**Exercise requirements**:
Collect each line containing "title".

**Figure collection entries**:
>> START

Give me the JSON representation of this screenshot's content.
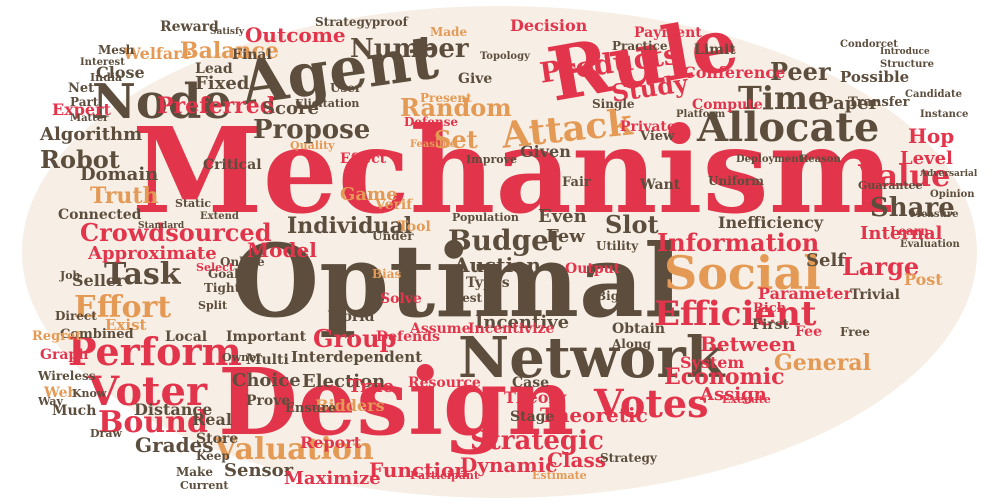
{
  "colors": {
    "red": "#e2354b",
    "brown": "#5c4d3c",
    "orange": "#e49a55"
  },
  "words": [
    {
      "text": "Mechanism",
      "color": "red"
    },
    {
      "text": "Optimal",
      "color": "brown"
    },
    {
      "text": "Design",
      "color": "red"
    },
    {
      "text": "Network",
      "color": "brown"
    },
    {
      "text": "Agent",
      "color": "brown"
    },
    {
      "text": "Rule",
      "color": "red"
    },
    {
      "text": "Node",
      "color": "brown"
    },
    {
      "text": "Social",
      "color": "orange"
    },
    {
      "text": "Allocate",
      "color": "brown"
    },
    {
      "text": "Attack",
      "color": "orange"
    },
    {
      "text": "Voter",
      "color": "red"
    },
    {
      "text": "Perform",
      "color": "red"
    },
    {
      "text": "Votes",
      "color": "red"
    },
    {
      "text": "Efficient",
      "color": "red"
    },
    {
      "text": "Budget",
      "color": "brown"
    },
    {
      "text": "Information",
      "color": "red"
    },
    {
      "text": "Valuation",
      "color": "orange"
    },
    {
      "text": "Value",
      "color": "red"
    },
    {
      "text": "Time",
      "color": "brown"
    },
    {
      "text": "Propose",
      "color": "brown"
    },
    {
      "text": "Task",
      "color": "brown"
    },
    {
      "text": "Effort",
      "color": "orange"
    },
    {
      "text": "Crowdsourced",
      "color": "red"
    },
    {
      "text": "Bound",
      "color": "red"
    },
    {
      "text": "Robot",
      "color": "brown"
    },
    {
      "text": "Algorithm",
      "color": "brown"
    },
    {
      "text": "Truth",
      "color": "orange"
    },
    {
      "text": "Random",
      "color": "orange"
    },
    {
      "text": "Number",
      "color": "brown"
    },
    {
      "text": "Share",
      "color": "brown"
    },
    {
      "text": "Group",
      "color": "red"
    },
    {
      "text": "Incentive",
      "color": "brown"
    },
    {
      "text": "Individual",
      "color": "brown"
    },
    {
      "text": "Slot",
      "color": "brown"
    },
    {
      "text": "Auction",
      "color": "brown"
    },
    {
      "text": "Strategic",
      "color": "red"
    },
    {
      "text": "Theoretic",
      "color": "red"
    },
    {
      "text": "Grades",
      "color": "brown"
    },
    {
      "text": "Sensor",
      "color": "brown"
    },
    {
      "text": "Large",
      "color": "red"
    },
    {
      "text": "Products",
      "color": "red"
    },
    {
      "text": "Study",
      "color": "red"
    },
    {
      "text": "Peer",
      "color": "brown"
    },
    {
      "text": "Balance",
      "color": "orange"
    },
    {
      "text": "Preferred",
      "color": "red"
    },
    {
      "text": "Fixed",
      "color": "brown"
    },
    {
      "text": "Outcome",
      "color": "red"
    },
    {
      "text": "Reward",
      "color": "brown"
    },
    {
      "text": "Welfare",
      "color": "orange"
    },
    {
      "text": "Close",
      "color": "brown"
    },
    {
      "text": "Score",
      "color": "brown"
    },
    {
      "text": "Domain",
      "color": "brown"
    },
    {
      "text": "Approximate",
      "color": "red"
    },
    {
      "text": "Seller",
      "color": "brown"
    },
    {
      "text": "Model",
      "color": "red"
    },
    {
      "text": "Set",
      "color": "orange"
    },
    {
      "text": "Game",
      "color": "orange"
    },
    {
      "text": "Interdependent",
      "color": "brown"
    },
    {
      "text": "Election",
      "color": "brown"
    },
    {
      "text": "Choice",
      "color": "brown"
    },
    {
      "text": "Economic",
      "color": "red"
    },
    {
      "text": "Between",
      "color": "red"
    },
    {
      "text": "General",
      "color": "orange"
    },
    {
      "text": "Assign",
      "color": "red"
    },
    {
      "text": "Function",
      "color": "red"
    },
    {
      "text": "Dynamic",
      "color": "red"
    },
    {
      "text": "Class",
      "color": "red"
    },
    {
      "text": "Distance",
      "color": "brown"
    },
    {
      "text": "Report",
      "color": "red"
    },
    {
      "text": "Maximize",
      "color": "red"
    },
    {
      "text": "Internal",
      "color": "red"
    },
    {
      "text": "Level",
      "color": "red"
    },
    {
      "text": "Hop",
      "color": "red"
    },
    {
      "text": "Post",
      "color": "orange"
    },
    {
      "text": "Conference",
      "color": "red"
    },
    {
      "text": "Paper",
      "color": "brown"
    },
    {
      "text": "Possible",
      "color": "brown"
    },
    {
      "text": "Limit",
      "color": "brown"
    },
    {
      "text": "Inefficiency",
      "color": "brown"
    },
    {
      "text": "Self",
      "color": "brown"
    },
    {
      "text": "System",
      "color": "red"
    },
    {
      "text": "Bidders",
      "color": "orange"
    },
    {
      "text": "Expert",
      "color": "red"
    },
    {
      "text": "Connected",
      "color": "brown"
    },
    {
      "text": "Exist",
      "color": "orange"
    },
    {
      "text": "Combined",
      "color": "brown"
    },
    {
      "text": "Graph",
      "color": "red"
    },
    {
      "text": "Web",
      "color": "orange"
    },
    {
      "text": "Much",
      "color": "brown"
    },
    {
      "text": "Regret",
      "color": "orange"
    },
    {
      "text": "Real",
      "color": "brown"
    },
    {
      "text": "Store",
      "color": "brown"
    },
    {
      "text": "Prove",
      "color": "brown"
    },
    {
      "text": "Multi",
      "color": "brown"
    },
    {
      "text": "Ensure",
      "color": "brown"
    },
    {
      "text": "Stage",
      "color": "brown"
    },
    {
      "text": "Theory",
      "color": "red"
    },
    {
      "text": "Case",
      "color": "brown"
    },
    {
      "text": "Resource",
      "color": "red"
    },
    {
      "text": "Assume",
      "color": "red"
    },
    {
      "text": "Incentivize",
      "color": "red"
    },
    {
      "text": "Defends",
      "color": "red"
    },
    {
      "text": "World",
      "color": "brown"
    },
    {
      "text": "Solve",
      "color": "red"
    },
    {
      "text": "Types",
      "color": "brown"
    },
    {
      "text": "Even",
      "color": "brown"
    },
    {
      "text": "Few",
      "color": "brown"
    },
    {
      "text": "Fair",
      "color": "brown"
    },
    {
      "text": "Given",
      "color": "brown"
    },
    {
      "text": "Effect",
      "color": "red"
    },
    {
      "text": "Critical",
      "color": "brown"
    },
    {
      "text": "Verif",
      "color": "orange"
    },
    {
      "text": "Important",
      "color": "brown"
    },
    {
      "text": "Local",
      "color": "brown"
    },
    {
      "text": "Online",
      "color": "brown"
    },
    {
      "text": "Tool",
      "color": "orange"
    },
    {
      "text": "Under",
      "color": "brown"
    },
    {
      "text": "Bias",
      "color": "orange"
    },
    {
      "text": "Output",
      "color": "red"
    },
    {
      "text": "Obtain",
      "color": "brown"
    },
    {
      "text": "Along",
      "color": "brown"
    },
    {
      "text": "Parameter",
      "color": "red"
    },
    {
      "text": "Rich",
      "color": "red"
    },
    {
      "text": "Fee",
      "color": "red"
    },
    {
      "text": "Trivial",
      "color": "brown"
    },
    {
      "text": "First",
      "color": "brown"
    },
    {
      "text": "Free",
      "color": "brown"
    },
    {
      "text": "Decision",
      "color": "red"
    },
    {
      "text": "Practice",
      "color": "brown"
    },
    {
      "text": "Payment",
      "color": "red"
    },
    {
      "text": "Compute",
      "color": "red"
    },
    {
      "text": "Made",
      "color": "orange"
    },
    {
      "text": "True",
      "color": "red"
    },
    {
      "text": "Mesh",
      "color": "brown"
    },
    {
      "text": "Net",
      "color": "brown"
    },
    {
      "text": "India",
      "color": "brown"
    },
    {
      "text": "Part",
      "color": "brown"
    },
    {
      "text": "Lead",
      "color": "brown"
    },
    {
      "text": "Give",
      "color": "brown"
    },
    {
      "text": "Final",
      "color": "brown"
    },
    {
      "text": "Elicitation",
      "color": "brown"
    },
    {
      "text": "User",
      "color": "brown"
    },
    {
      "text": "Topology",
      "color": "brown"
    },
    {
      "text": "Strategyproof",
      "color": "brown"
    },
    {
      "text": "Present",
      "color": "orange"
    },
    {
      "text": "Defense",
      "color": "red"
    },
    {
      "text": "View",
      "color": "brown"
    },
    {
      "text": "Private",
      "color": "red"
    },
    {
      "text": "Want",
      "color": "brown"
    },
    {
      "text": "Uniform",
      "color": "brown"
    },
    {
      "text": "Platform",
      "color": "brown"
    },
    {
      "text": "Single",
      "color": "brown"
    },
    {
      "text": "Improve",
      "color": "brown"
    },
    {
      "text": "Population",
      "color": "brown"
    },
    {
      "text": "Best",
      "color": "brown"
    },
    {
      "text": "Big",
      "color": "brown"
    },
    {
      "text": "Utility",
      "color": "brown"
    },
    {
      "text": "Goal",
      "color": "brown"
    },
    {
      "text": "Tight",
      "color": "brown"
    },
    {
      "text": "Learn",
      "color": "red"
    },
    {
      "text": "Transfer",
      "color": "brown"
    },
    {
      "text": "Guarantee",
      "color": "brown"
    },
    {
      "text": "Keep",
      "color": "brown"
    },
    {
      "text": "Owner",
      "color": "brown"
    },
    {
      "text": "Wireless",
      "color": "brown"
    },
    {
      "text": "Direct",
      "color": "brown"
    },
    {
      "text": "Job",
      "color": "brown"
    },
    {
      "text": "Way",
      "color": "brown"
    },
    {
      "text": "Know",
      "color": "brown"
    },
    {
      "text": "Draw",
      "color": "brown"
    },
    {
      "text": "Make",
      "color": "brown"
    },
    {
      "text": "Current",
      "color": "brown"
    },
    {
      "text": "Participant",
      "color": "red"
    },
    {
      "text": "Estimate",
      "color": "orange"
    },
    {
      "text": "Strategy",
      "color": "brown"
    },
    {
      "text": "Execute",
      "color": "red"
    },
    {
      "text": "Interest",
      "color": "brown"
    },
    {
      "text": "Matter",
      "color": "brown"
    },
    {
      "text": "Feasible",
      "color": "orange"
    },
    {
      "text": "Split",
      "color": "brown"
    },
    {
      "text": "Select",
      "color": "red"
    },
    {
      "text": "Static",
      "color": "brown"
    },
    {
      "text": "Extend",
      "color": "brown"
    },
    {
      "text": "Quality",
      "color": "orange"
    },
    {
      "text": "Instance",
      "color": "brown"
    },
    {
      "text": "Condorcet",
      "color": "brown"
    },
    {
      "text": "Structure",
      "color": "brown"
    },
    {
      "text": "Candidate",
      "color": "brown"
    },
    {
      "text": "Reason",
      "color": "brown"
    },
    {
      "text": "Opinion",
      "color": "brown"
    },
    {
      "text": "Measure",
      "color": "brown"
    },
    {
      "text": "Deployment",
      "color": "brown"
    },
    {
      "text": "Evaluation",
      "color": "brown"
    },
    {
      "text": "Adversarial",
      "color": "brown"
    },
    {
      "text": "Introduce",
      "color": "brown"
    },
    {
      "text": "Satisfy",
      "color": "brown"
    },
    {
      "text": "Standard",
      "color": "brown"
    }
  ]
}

>> END
>> START

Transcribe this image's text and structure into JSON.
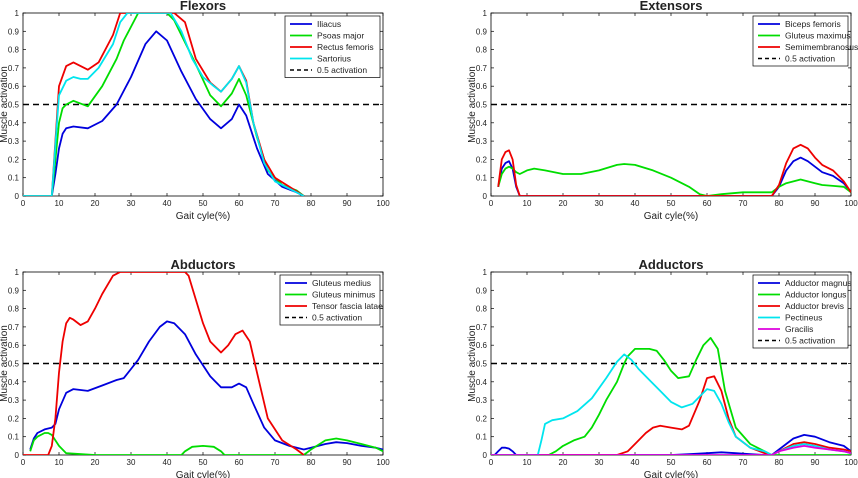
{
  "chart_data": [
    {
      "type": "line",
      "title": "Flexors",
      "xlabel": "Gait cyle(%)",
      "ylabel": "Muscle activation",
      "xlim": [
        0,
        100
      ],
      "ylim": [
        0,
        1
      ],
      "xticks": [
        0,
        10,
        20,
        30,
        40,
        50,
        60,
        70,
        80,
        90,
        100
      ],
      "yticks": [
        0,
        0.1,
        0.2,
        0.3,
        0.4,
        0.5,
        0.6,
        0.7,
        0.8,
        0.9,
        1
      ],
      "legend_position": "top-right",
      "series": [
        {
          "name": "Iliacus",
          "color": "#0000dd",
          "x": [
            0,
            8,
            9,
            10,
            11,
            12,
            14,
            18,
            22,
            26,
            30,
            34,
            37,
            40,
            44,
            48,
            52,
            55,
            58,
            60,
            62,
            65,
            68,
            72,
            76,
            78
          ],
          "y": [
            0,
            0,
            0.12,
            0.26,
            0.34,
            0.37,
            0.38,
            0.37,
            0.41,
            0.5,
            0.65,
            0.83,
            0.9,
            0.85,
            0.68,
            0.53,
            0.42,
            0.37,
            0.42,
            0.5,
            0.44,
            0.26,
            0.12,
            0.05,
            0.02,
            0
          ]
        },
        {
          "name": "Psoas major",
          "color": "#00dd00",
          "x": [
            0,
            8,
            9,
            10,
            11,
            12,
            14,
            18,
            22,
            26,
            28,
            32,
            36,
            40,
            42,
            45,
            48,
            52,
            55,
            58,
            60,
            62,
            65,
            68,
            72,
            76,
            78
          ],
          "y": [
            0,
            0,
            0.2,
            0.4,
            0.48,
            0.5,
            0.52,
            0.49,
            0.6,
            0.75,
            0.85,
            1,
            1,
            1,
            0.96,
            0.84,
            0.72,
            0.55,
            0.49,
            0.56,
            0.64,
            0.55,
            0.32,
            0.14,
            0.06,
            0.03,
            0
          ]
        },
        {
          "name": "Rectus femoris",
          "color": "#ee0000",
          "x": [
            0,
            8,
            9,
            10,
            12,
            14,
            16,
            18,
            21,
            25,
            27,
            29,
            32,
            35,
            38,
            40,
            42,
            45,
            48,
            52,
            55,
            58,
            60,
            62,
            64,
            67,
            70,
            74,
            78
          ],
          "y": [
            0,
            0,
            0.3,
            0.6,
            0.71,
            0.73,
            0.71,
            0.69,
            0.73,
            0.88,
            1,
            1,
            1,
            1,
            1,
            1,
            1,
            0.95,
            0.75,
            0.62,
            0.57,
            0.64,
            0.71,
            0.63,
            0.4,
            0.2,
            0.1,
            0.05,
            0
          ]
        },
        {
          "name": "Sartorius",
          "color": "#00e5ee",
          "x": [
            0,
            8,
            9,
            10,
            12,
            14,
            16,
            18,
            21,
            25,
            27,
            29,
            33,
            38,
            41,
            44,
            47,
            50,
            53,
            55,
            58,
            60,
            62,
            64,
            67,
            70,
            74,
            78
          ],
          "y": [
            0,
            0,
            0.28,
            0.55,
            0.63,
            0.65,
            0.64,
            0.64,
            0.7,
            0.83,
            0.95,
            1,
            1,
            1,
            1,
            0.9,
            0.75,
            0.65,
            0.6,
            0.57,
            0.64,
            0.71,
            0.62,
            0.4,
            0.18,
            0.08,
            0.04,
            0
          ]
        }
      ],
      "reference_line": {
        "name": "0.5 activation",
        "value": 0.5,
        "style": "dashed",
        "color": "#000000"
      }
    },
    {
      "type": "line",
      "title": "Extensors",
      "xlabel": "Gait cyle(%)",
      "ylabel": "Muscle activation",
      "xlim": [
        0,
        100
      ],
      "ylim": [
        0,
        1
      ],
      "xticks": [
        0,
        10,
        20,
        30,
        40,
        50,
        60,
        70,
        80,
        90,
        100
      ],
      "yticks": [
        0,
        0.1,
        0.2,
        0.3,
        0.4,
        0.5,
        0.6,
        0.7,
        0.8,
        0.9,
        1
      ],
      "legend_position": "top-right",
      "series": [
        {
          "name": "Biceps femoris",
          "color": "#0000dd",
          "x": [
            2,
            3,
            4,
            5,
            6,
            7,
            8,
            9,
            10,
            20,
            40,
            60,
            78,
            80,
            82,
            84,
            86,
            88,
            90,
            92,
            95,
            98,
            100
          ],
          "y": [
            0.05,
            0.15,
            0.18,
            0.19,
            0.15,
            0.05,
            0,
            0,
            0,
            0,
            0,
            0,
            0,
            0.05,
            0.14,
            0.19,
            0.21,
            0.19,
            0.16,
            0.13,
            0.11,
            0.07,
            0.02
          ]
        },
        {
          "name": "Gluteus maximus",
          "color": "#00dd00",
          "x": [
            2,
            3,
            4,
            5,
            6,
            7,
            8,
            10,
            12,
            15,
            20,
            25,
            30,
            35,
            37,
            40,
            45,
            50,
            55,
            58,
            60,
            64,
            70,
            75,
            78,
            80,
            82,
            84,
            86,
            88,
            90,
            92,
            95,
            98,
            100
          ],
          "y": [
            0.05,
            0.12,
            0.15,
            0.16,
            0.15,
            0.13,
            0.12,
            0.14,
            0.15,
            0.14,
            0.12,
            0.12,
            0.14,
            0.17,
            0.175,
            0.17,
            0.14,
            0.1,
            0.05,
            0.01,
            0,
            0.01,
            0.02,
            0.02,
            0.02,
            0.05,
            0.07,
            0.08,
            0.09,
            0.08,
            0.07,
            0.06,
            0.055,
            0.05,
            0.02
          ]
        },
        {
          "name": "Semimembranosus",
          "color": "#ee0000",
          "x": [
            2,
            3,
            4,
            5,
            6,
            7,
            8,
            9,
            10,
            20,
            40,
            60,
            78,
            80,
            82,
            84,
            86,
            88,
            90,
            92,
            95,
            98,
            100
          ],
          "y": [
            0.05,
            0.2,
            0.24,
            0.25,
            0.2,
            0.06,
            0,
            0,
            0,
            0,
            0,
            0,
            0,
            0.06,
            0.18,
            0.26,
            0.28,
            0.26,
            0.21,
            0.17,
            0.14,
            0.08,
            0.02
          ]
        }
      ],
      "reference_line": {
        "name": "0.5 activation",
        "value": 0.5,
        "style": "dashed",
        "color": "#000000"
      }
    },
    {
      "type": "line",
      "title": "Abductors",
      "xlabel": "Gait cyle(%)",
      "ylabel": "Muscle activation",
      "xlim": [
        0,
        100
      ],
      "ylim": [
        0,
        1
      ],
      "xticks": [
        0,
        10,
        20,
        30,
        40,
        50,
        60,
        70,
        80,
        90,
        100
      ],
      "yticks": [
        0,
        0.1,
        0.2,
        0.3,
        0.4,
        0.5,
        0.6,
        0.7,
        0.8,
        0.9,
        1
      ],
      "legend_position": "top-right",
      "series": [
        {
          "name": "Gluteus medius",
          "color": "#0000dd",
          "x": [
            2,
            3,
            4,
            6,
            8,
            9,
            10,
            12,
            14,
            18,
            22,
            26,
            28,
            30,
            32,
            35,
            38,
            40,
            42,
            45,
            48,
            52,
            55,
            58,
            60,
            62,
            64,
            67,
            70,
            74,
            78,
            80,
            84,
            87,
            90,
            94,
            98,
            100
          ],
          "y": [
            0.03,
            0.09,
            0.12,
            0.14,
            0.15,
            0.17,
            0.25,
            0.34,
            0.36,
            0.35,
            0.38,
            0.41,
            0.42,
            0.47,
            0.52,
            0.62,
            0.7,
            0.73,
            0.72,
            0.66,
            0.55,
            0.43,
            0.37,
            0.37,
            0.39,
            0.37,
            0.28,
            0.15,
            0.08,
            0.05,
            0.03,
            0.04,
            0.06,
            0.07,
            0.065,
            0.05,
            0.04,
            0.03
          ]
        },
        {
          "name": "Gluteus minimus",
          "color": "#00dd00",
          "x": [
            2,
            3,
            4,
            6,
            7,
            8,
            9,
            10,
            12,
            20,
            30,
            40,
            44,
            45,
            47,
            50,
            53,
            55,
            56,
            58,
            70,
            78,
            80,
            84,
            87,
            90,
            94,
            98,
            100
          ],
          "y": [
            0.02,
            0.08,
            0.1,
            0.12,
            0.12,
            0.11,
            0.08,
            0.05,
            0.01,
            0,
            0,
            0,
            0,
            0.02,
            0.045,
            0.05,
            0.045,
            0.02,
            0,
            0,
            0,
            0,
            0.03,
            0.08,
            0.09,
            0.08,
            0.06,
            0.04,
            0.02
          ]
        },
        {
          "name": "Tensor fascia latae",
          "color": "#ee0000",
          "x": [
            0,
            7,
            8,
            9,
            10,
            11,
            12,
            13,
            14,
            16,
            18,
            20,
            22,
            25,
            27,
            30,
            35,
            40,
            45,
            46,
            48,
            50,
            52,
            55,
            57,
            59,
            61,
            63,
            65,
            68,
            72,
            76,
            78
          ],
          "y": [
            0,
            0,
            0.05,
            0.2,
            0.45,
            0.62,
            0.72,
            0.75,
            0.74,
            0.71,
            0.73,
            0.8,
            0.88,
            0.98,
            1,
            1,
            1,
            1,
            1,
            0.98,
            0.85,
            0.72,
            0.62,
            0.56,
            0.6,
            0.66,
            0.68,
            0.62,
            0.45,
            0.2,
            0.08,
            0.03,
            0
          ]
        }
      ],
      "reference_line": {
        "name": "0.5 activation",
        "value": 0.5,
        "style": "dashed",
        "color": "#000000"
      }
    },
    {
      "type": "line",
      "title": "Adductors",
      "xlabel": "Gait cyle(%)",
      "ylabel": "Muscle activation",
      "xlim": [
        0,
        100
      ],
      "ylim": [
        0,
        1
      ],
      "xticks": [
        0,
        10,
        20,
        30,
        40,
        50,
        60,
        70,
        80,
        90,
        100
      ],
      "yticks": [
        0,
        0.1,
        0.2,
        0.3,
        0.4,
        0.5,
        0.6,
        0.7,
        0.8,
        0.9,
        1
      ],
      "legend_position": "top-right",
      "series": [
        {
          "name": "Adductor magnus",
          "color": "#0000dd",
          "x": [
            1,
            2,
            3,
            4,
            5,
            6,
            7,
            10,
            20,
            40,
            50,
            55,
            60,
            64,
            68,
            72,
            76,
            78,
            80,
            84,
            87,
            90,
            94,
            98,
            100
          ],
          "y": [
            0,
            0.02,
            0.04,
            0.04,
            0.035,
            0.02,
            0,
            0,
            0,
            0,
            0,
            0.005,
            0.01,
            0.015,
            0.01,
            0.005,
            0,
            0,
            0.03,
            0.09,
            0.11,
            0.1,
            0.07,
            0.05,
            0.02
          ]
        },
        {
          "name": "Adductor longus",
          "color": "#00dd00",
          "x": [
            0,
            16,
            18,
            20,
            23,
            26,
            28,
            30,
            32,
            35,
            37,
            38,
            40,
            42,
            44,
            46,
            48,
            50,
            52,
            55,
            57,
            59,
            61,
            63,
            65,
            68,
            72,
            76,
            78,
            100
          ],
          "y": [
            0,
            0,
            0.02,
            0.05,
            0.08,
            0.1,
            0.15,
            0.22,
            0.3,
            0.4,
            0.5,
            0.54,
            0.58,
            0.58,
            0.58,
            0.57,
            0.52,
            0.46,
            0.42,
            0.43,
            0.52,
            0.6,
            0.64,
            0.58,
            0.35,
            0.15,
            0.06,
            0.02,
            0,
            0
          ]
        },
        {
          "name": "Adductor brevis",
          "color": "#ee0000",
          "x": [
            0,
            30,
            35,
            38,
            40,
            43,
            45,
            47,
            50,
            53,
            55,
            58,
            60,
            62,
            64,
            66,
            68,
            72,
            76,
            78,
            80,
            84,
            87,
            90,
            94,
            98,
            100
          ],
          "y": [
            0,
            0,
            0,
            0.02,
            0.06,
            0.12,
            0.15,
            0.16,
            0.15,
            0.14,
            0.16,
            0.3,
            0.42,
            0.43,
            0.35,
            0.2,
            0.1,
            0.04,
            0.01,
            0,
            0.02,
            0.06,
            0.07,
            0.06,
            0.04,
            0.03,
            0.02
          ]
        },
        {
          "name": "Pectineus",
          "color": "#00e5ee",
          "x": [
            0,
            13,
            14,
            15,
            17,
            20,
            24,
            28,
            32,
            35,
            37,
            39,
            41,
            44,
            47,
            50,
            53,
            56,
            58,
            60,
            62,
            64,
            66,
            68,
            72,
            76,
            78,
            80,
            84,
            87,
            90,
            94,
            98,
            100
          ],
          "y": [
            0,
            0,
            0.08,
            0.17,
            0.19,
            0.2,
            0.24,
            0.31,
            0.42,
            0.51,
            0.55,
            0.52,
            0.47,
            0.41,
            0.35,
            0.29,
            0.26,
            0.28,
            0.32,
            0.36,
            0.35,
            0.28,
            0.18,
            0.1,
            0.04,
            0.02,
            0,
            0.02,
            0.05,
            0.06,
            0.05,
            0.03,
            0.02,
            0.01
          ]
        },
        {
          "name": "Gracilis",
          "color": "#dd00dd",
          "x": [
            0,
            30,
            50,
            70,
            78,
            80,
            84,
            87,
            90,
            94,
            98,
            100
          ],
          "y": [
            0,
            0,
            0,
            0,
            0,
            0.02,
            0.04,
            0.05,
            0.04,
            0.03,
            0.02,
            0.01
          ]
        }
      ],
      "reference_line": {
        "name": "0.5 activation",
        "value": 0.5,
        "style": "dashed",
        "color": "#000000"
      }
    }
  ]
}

>> END

**Reply**:
      "title": "Flexors",
      "title": "Extensors",
      "title": "Abductors",
      "title": "Adductors",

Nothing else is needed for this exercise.